### Page pictures and their text

══════════════════════════════

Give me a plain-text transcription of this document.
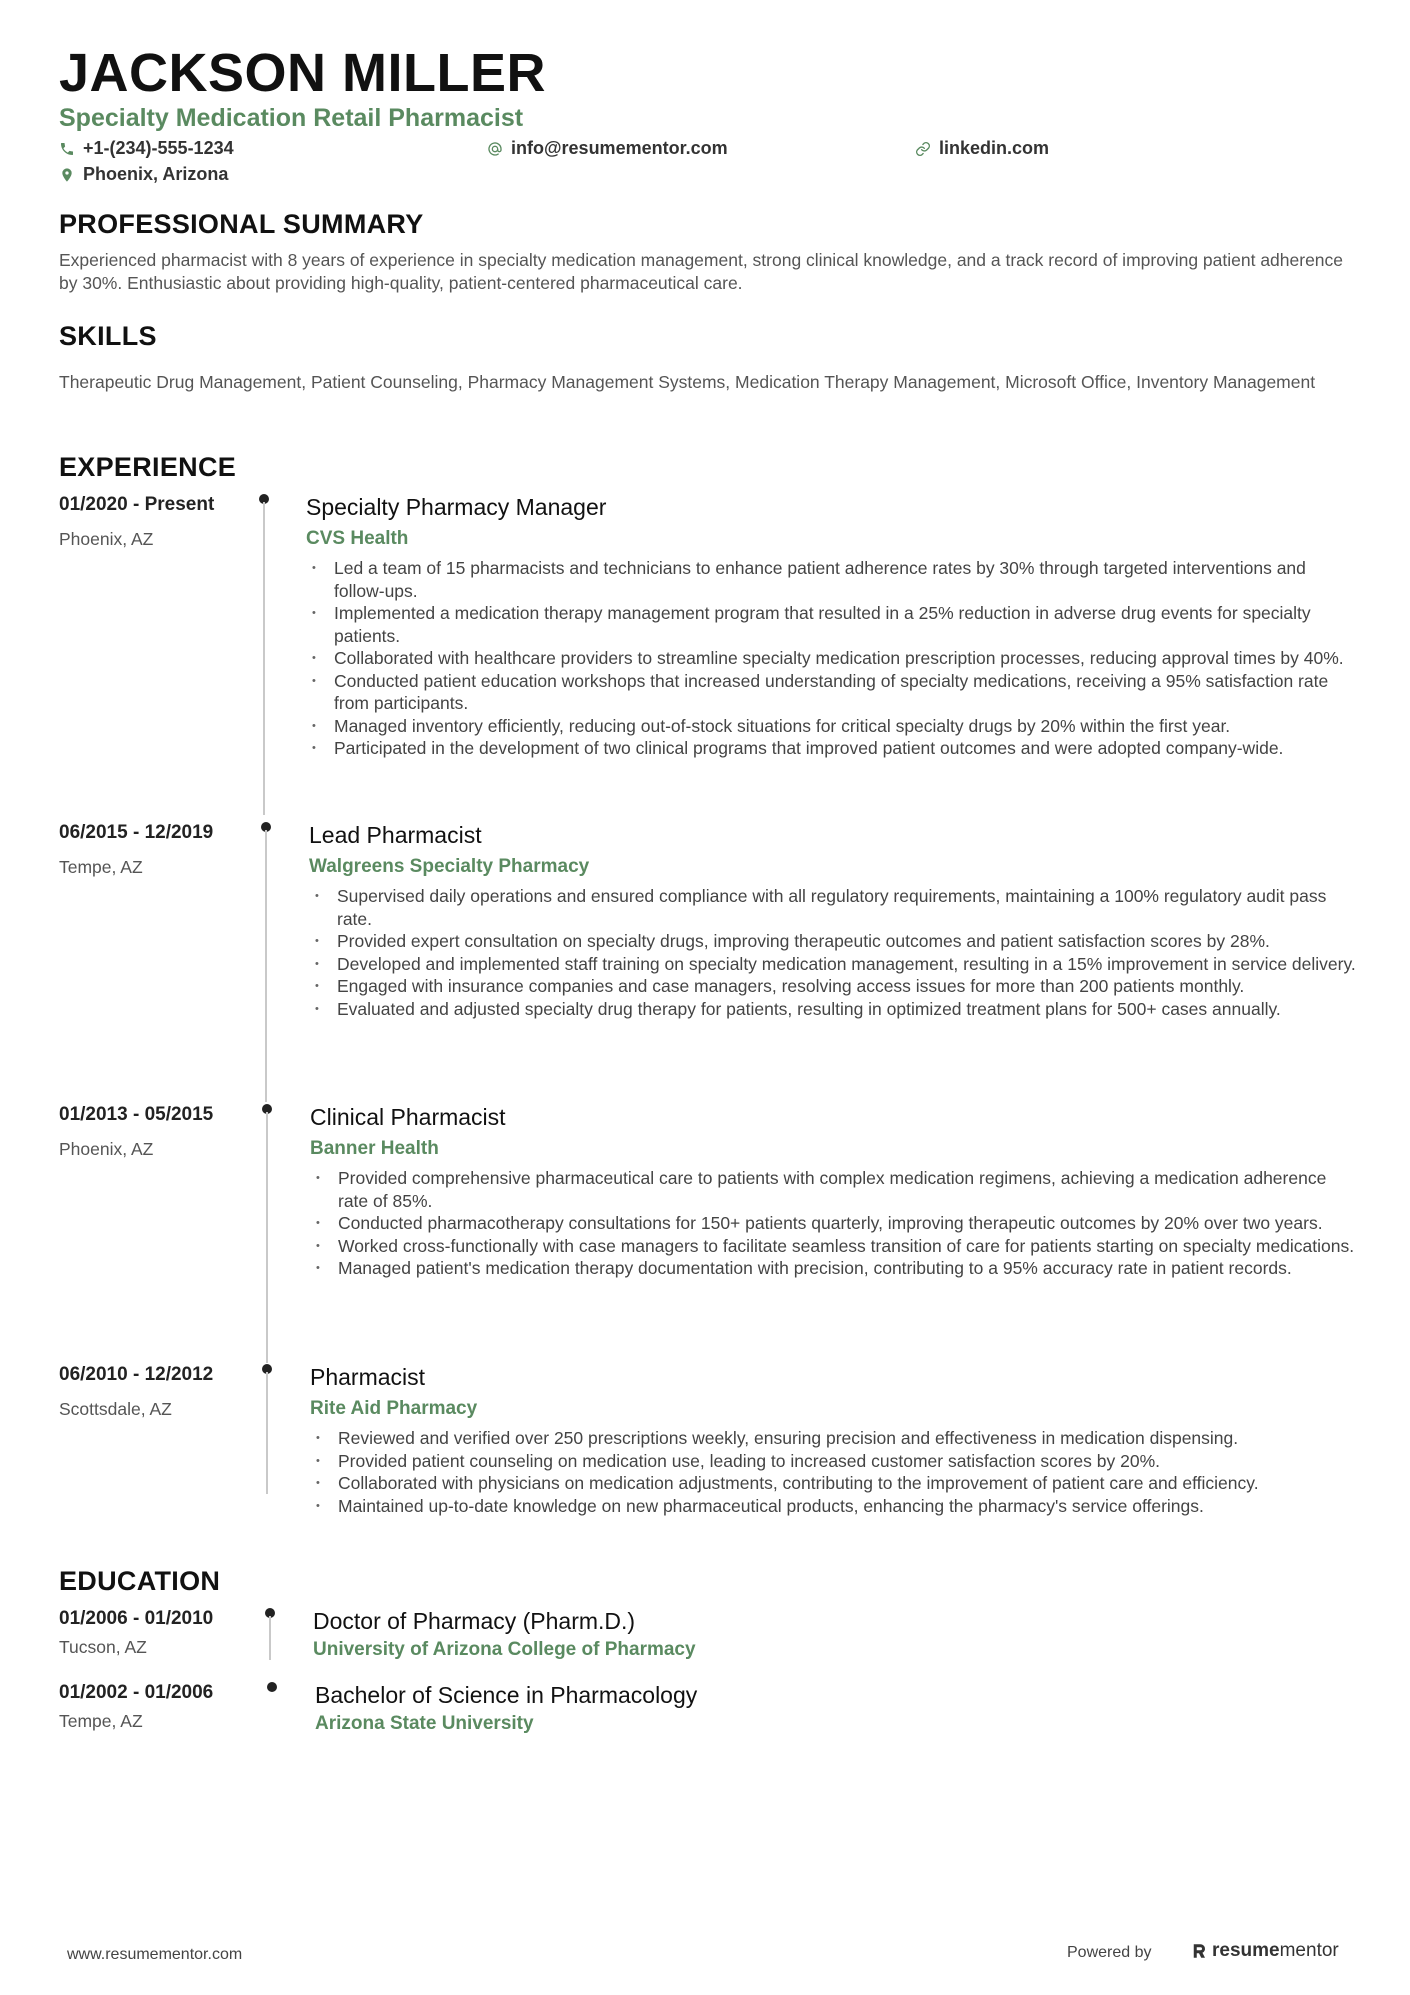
JACKSON MILLER
Specialty Medication Retail Pharmacist
+1-(234)-555-1234	info@resumementor.com	linkedin.com
Phoenix, Arizona
PROFESSIONAL SUMMARY
Experienced pharmacist with 8 years of experience in specialty medication management, strong clinical knowledge, and a track record of improving patient adherence by 30%. Enthusiastic about providing high-quality, patient-centered pharmaceutical care.
SKILLS
Therapeutic Drug Management, Patient Counseling, Pharmacy Management Systems, Medication Therapy Management, Microsoft Office, Inventory Management
EXPERIENCE
01/2020 - Present
Phoenix, AZ
Specialty Pharmacy Manager
CVS Health
• Led a team of 15 pharmacists and technicians to enhance patient adherence rates by 30% through targeted interventions and follow-ups.
• Implemented a medication therapy management program that resulted in a 25% reduction in adverse drug events for specialty patients.
• Collaborated with healthcare providers to streamline specialty medication prescription processes, reducing approval times by 40%.
• Conducted patient education workshops that increased understanding of specialty medications, receiving a 95% satisfaction rate from participants.
• Managed inventory efficiently, reducing out-of-stock situations for critical specialty drugs by 20% within the first year.
• Participated in the development of two clinical programs that improved patient outcomes and were adopted company-wide.
06/2015 - 12/2019
Tempe, AZ
Lead Pharmacist
Walgreens Specialty Pharmacy
• Supervised daily operations and ensured compliance with all regulatory requirements, maintaining a 100% regulatory audit pass rate.
• Provided expert consultation on specialty drugs, improving therapeutic outcomes and patient satisfaction scores by 28%.
• Developed and implemented staff training on specialty medication management, resulting in a 15% improvement in service delivery.
• Engaged with insurance companies and case managers, resolving access issues for more than 200 patients monthly.
• Evaluated and adjusted specialty drug therapy for patients, resulting in optimized treatment plans for 500+ cases annually.
01/2013 - 05/2015
Phoenix, AZ
Clinical Pharmacist
Banner Health
• Provided comprehensive pharmaceutical care to patients with complex medication regimens, achieving a medication adherence rate of 85%.
• Conducted pharmacotherapy consultations for 150+ patients quarterly, improving therapeutic outcomes by 20% over two years.
• Worked cross-functionally with case managers to facilitate seamless transition of care for patients starting on specialty medications.
• Managed patient's medication therapy documentation with precision, contributing to a 95% accuracy rate in patient records.
06/2010 - 12/2012
Scottsdale, AZ
Pharmacist
Rite Aid Pharmacy
• Reviewed and verified over 250 prescriptions weekly, ensuring precision and effectiveness in medication dispensing.
• Provided patient counseling on medication use, leading to increased customer satisfaction scores by 20%.
• Collaborated with physicians on medication adjustments, contributing to the improvement of patient care and efficiency.
• Maintained up-to-date knowledge on new pharmaceutical products, enhancing the pharmacy's service offerings.
EDUCATION
01/2006 - 01/2010
Tucson, AZ
Doctor of Pharmacy (Pharm.D.)
University of Arizona College of Pharmacy
01/2002 - 01/2006
Tempe, AZ
Bachelor of Science in Pharmacology
Arizona State University
www.resumementor.com	Powered by	resumementor
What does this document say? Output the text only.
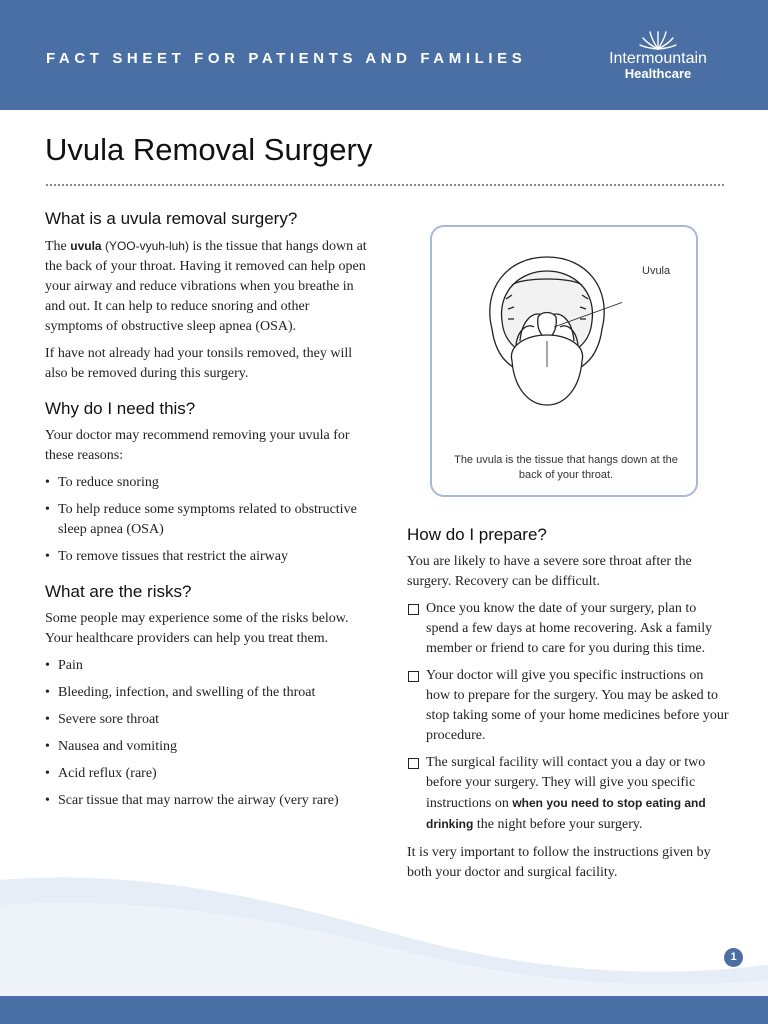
FACT SHEET FOR PATIENTS AND FAMILIES	Intermountain
Healthcare
Uvula Removal Surgery
What is a uvula removal surgery?

The uvula (YOO-vyuh-luh) is the tissue that hangs down at the back of your throat. Having it removed can help open your airway and reduce vibrations when you breathe in and out. It can help to reduce snoring and other symptoms of obstructive sleep apnea (OSA).

If have not already had your tonsils removed, they will also be removed during this surgery.

Why do I need this?

Your doctor may recommend removing your uvula for these reasons:

• To reduce snoring
• To help reduce some symptoms related to obstructive sleep apnea (OSA)
• To remove tissues that restrict the airway
What are the risks?

Some people may experience some of the risks below. Your healthcare providers can help you treat them.

• Pain
• Bleeding, infection, and swelling of the throat
• Severe sore throat
• Nausea and vomiting
• Acid reflux (rare)
• Scar tissue that may narrow the airway (very rare)
Uvula
The uvula is the tissue that hangs down at the back of your throat.
How do I prepare?

You are likely to have a severe sore throat after the surgery. Recovery can be difficult.

Once you know the date of your surgery, plan to spend a few days at home recovering. Ask a family member or friend to care for you during this time.
Your doctor will give you specific instructions on how to prepare for the surgery. You may be asked to stop taking some of your home medicines before your procedure.
The surgical facility will contact you a day or two before your surgery. They will give you specific instructions on when you need to stop eating and drinking the night before your surgery.

It is very important to follow the instructions given by both your doctor and surgical facility.

1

══════════════════════════════

### TASK TO CARRY OUT
Your copy should match every entry above exactly and contain no pictures.

### OUTPUT BELOW
Give me a plain-text transcription of this document.
JACKSON MILLER
Specialty Medication Retail Pharmacist
+1-(234)-555-1234	info@resumementor.com	linkedin.com
Phoenix, Arizona
PROFESSIONAL SUMMARY
Experienced pharmacist with 8 years of experience in specialty medication management, strong clinical knowledge, and a track record of improving patient adherence by 30%. Enthusiastic about providing high-quality, patient-centered pharmaceutical care.
SKILLS
Therapeutic Drug Management, Patient Counseling, Pharmacy Management Systems, Medication Therapy Management, Microsoft Office, Inventory Management
EXPERIENCE
01/2020 - Present
Phoenix, AZ
Specialty Pharmacy Manager
CVS Health
• Led a team of 15 pharmacists and technicians to enhance patient adherence rates by 30% through targeted interventions and follow-ups.
• Implemented a medication therapy management program that resulted in a 25% reduction in adverse drug events for specialty patients.
• Collaborated with healthcare providers to streamline specialty medication prescription processes, reducing approval times by 40%.
• Conducted patient education workshops that increased understanding of specialty medications, receiving a 95% satisfaction rate from participants.
• Managed inventory efficiently, reducing out-of-stock situations for critical specialty drugs by 20% within the first year.
• Participated in the development of two clinical programs that improved patient outcomes and were adopted company-wide.
06/2015 - 12/2019
Tempe, AZ
Lead Pharmacist
Walgreens Specialty Pharmacy
• Supervised daily operations and ensured compliance with all regulatory requirements, maintaining a 100% regulatory audit pass rate.
• Provided expert consultation on specialty drugs, improving therapeutic outcomes and patient satisfaction scores by 28%.
• Developed and implemented staff training on specialty medication management, resulting in a 15% improvement in service delivery.
• Engaged with insurance companies and case managers, resolving access issues for more than 200 patients monthly.
• Evaluated and adjusted specialty drug therapy for patients, resulting in optimized treatment plans for 500+ cases annually.
01/2013 - 05/2015
Phoenix, AZ
Clinical Pharmacist
Banner Health
• Provided comprehensive pharmaceutical care to patients with complex medication regimens, achieving a medication adherence rate of 85%.
• Conducted pharmacotherapy consultations for 150+ patients quarterly, improving therapeutic outcomes by 20% over two years.
• Worked cross-functionally with case managers to facilitate seamless transition of care for patients starting on specialty medications.
• Managed patient's medication therapy documentation with precision, contributing to a 95% accuracy rate in patient records.
06/2010 - 12/2012
Scottsdale, AZ
Pharmacist
Rite Aid Pharmacy
• Reviewed and verified over 250 prescriptions weekly, ensuring precision and effectiveness in medication dispensing.
• Provided patient counseling on medication use, leading to increased customer satisfaction scores by 20%.
• Collaborated with physicians on medication adjustments, contributing to the improvement of patient care and efficiency.
• Maintained up-to-date knowledge on new pharmaceutical products, enhancing the pharmacy's service offerings.
EDUCATION
01/2006 - 01/2010
Tucson, AZ
Doctor of Pharmacy (Pharm.D.)
University of Arizona College of Pharmacy
01/2002 - 01/2006
Tempe, AZ
Bachelor of Science in Pharmacology
Arizona State University
www.resumementor.com	Powered by	resumementor
What does this document say? Output the text only.
FACT SHEET FOR PATIENTS AND FAMILIES	Intermountain
Healthcare
Uvula Removal Surgery
What is a uvula removal surgery?

The uvula (YOO-vyuh-luh) is the tissue that hangs down at the back of your throat. Having it removed can help open your airway and reduce vibrations when you breathe in and out. It can help to reduce snoring and other symptoms of obstructive sleep apnea (OSA).

If have not already had your tonsils removed, they will also be removed during this surgery.

Why do I need this?

Your doctor may recommend removing your uvula for these reasons:

• To reduce snoring
• To help reduce some symptoms related to obstructive sleep apnea (OSA)
• To remove tissues that restrict the airway
What are the risks?

Some people may experience some of the risks below. Your healthcare providers can help you treat them.

• Pain
• Bleeding, infection, and swelling of the throat
• Severe sore throat
• Nausea and vomiting
• Acid reflux (rare)
• Scar tissue that may narrow the airway (very rare)
Uvula
The uvula is the tissue that hangs down at the back of your throat.
How do I prepare?

You are likely to have a severe sore throat after the surgery. Recovery can be difficult.

Once you know the date of your surgery, plan to spend a few days at home recovering. Ask a family member or friend to care for you during this time.
Your doctor will give you specific instructions on how to prepare for the surgery. You may be asked to stop taking some of your home medicines before your procedure.
The surgical facility will contact you a day or two before your surgery. They will give you specific instructions on when you need to stop eating and drinking the night before your surgery.

It is very important to follow the instructions given by both your doctor and surgical facility.

1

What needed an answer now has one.